== Task goal ==
Gather, from the listing beneath this task, every line holding the string "ростов".

Recorded data

** start **

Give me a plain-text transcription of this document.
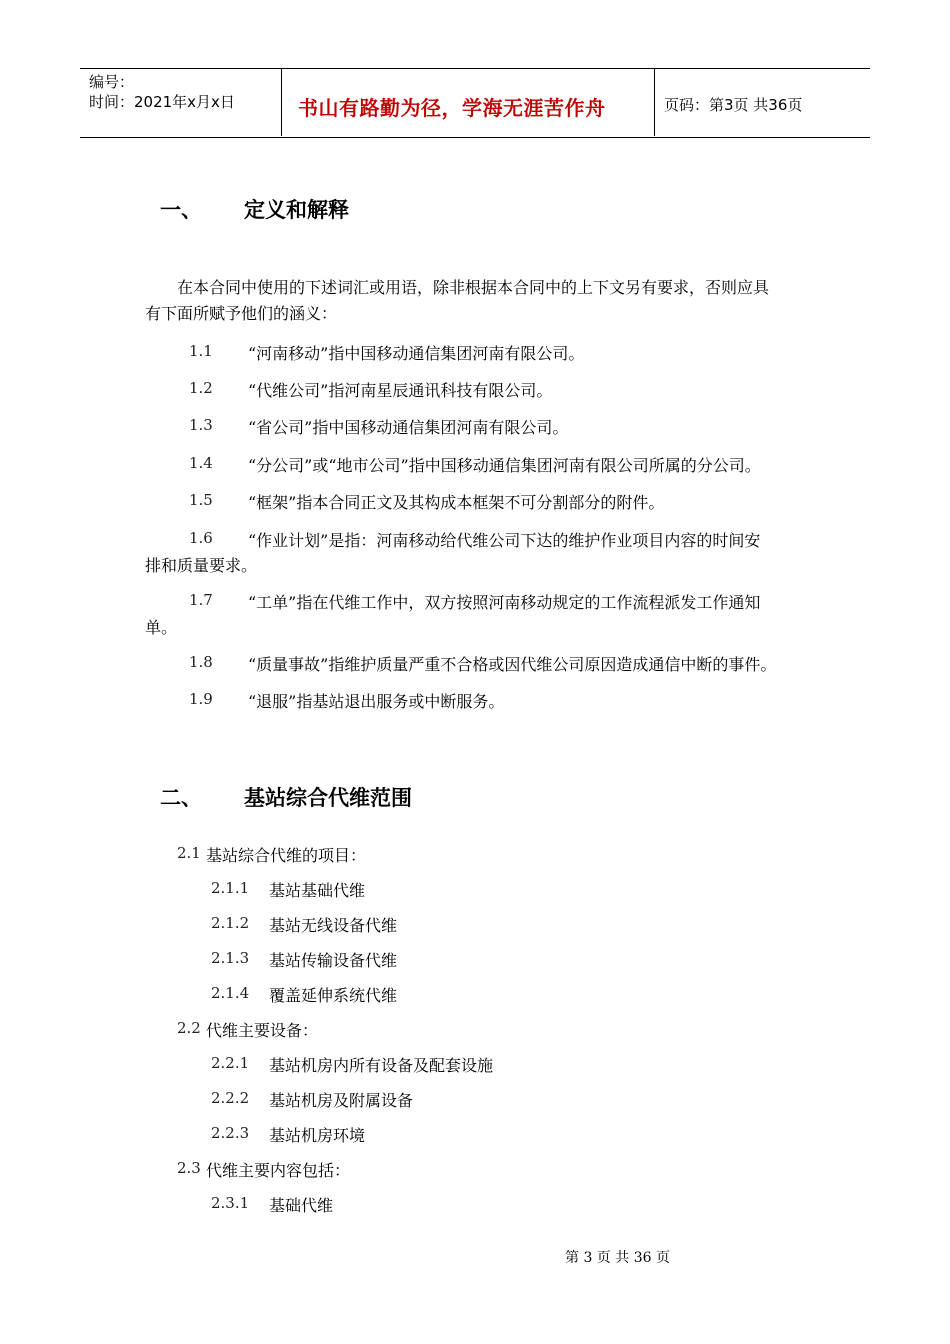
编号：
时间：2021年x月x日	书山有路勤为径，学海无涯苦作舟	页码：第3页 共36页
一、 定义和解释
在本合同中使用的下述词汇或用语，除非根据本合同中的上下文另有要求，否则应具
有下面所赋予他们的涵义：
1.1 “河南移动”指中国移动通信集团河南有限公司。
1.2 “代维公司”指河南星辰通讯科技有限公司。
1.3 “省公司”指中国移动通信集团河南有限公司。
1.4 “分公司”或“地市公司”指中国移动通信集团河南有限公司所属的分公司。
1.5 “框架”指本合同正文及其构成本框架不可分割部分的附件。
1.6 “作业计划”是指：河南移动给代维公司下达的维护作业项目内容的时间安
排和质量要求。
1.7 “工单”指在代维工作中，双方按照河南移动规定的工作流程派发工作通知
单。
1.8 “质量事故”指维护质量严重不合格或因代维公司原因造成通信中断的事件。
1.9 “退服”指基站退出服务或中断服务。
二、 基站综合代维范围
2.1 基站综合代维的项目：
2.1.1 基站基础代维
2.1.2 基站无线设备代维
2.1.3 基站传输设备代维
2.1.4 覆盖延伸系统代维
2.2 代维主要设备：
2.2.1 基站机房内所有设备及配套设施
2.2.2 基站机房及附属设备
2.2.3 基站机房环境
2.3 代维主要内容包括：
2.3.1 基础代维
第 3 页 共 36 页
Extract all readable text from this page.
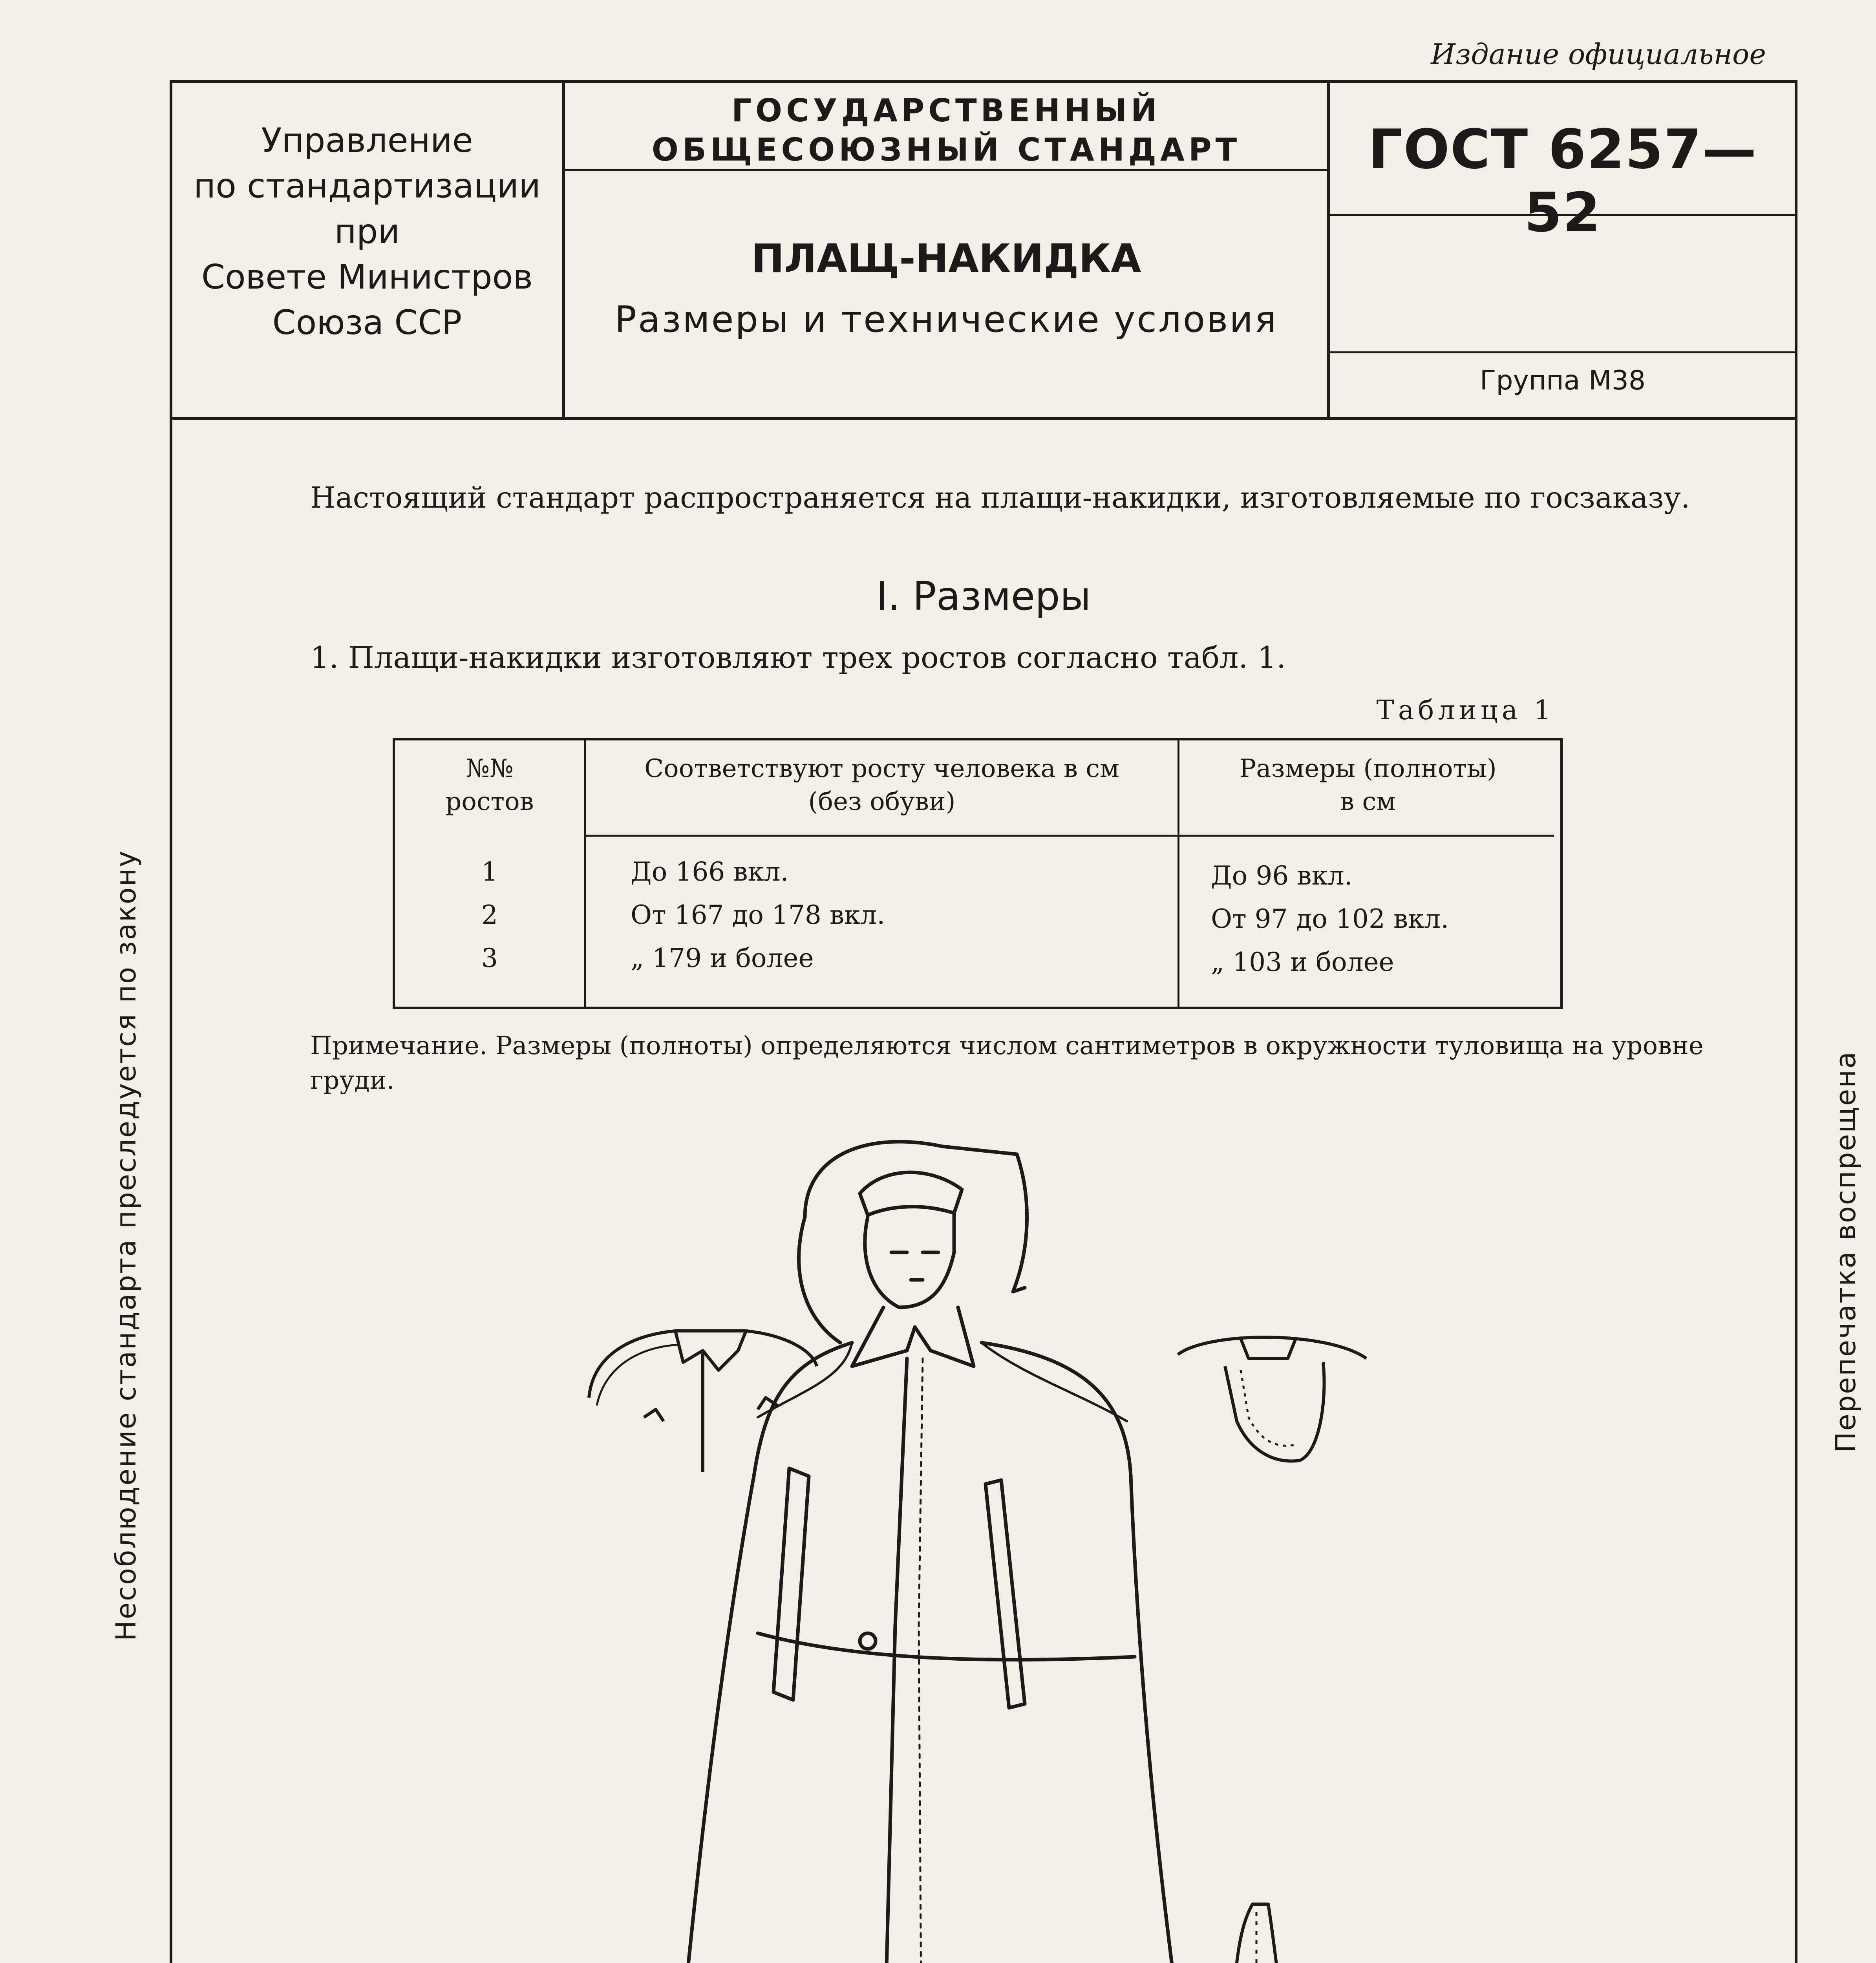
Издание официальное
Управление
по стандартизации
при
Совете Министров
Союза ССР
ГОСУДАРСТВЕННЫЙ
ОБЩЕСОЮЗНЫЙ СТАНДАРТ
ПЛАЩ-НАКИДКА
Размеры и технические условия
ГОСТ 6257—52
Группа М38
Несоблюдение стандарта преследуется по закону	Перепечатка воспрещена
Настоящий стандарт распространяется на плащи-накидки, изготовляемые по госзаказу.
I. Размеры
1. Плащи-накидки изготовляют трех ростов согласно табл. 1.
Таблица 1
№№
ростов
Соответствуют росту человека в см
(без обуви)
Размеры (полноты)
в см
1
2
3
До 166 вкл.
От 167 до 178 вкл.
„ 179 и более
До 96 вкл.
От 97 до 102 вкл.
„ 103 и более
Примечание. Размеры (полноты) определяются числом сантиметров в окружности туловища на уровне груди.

** end **

== Output below ==
1. Плащи-накидки изготовляют трех ростов согласно табл. 1.
ростов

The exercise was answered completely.